### Data entries
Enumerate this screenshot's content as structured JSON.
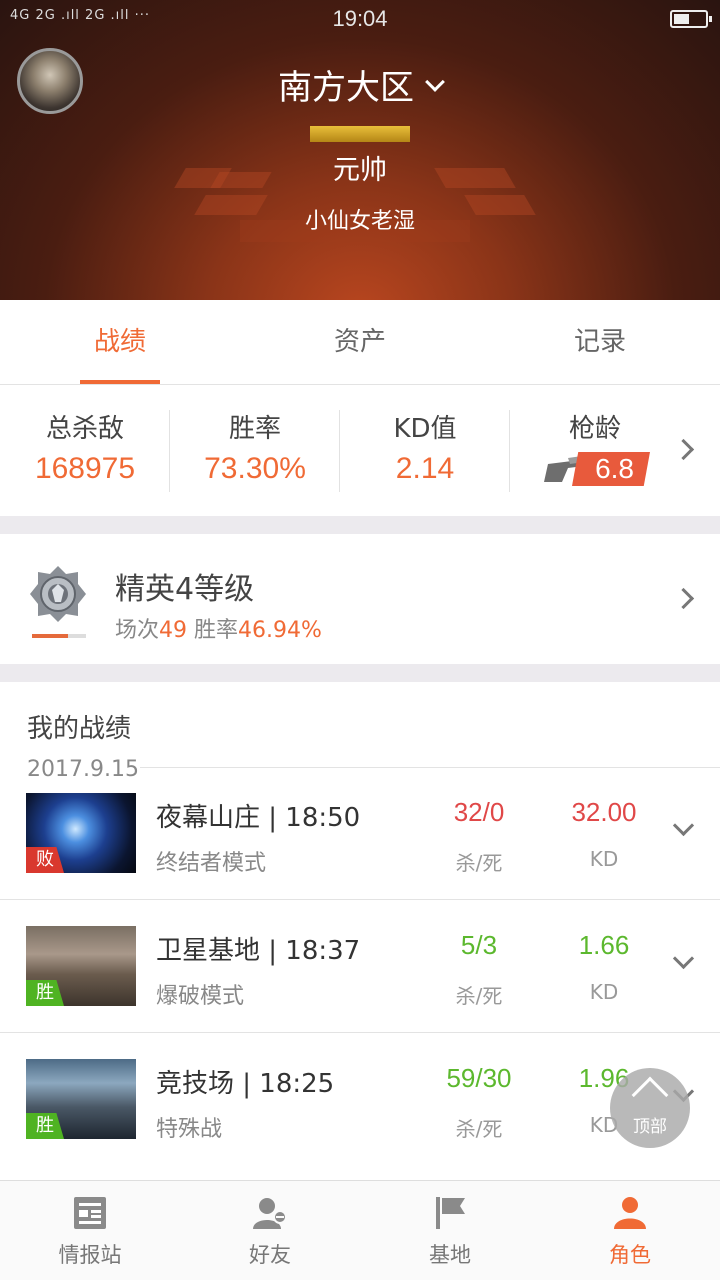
{
  "status_bar": {
    "network_left": "4G 2G .ıll 2G .ıll ··· ",
    "time": "19:04"
  },
  "header": {
    "region": "南方大区",
    "rank_title": "元帅",
    "player_name": "小仙女老湿"
  },
  "tabs": [
    {
      "label": "战绩",
      "active": true
    },
    {
      "label": "资产",
      "active": false
    },
    {
      "label": "记录",
      "active": false
    }
  ],
  "stats": {
    "total_kills": {
      "label": "总杀敌",
      "value": "168975"
    },
    "win_rate": {
      "label": "胜率",
      "value": "73.30%"
    },
    "kd": {
      "label": "KD值",
      "value": "2.14"
    },
    "gun_age": {
      "label": "枪龄",
      "value": "6.8"
    }
  },
  "rank_card": {
    "level": "精英4等级",
    "matches_label": "场次",
    "matches": "49",
    "winrate_label": " 胜率",
    "winrate": "46.94%",
    "progress": 0.66
  },
  "records": {
    "title": "我的战绩",
    "date": "2017.9.15",
    "kill_death_label": "杀/死",
    "kd_label": "KD",
    "matches": [
      {
        "name": "夜幕山庄 | 18:50",
        "mode": "终结者模式",
        "kill_death": "32/0",
        "kd": "32.00",
        "result": "败",
        "outcome": "loss"
      },
      {
        "name": "卫星基地 | 18:37",
        "mode": "爆破模式",
        "kill_death": "5/3",
        "kd": "1.66",
        "result": "胜",
        "outcome": "win"
      },
      {
        "name": "竞技场 | 18:25",
        "mode": "特殊战",
        "kill_death": "59/30",
        "kd": "1.96",
        "result": "胜",
        "outcome": "win"
      }
    ]
  },
  "top_button": {
    "label": "顶部"
  },
  "bottom_nav": [
    {
      "label": "情报站",
      "icon": "news-icon",
      "active": false
    },
    {
      "label": "好友",
      "icon": "friends-icon",
      "active": false
    },
    {
      "label": "基地",
      "icon": "flag-icon",
      "active": false
    },
    {
      "label": "角色",
      "icon": "person-icon",
      "active": true
    }
  ],
  "colors": {
    "accent": "#f06a35",
    "loss": "#e04848",
    "win": "#5cb82e",
    "loss_tag": "#d9382e",
    "win_tag": "#4fb322"
  }
}
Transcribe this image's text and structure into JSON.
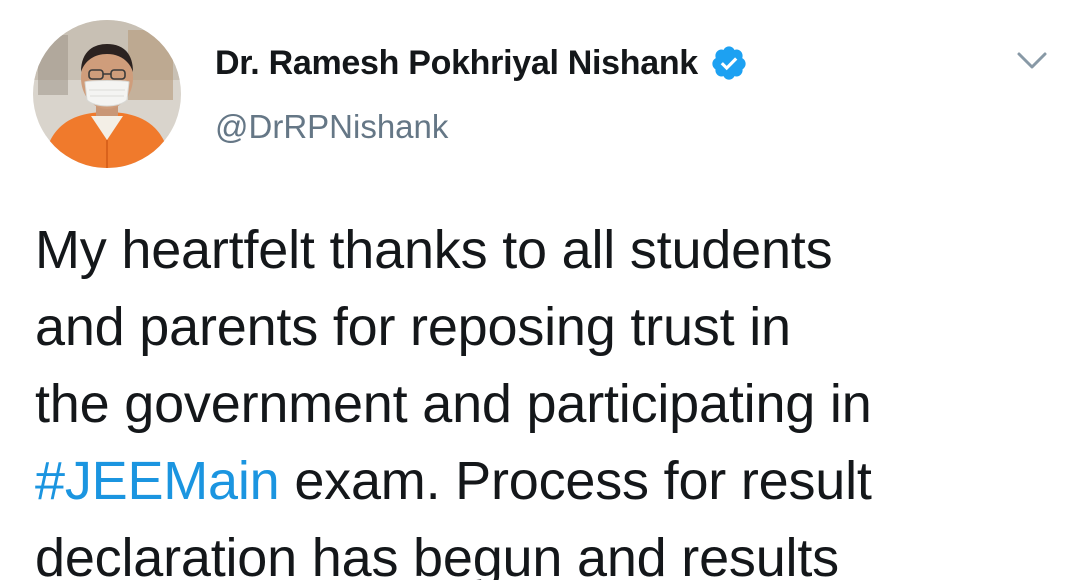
{
  "author": {
    "display_name": "Dr. Ramesh Pokhriyal Nishank",
    "handle": "@DrRPNishank",
    "verified": true,
    "avatar_icon": "profile-photo"
  },
  "menu": {
    "icon": "chevron-down-icon"
  },
  "tweet": {
    "line1": "My heartfelt thanks to all students",
    "line2": "and parents for reposing trust in",
    "line3": "the government and participating in",
    "hashtag": "#JEEMain",
    "line4_rest": " exam. Process for result",
    "line5": "declaration has begun and results"
  },
  "colors": {
    "link": "#1b95e0",
    "verified": "#1da1f2",
    "secondary_text": "#657786",
    "primary_text": "#14171a"
  }
}
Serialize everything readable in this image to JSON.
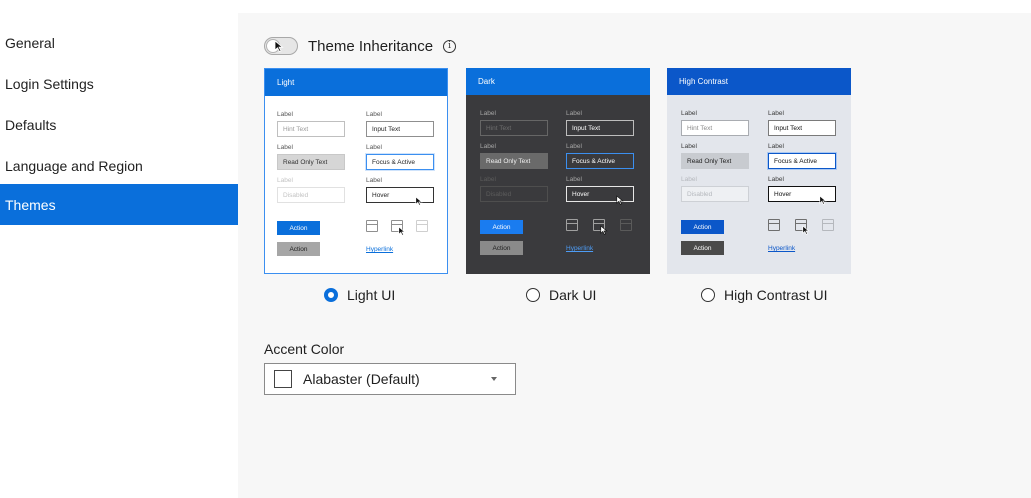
{
  "sidebar": {
    "items": [
      {
        "label": "General"
      },
      {
        "label": "Login Settings"
      },
      {
        "label": "Defaults"
      },
      {
        "label": "Language and Region"
      },
      {
        "label": "Themes",
        "active": true
      }
    ]
  },
  "theme_inheritance": {
    "label": "Theme Inheritance",
    "enabled": false,
    "info_icon": "info-icon"
  },
  "theme_preview": {
    "label": "Label",
    "hint_text": "Hint Text",
    "input_text": "Input Text",
    "read_only_text": "Read Only Text",
    "focus_text": "Focus & Active",
    "disabled_text": "Disabled",
    "hover_text": "Hover",
    "action_label": "Action",
    "hyperlink_label": "Hyperlink"
  },
  "themes": [
    {
      "card_title": "Light",
      "radio_label": "Light UI",
      "selected": true
    },
    {
      "card_title": "Dark",
      "radio_label": "Dark UI",
      "selected": false
    },
    {
      "card_title": "High Contrast",
      "radio_label": "High Contrast UI",
      "selected": false
    }
  ],
  "accent_color": {
    "label": "Accent Color",
    "value": "Alabaster (Default)",
    "swatch_color": "#FFFFFF"
  },
  "colors": {
    "brand": "#0a6fdb",
    "main_background": "#f7f7f7"
  }
}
######
What the exercise asks:
Gather each line in these records that contains the string "High".

Written answer:
      "card_title": "High Contrast",
      "radio_label": "High Contrast UI",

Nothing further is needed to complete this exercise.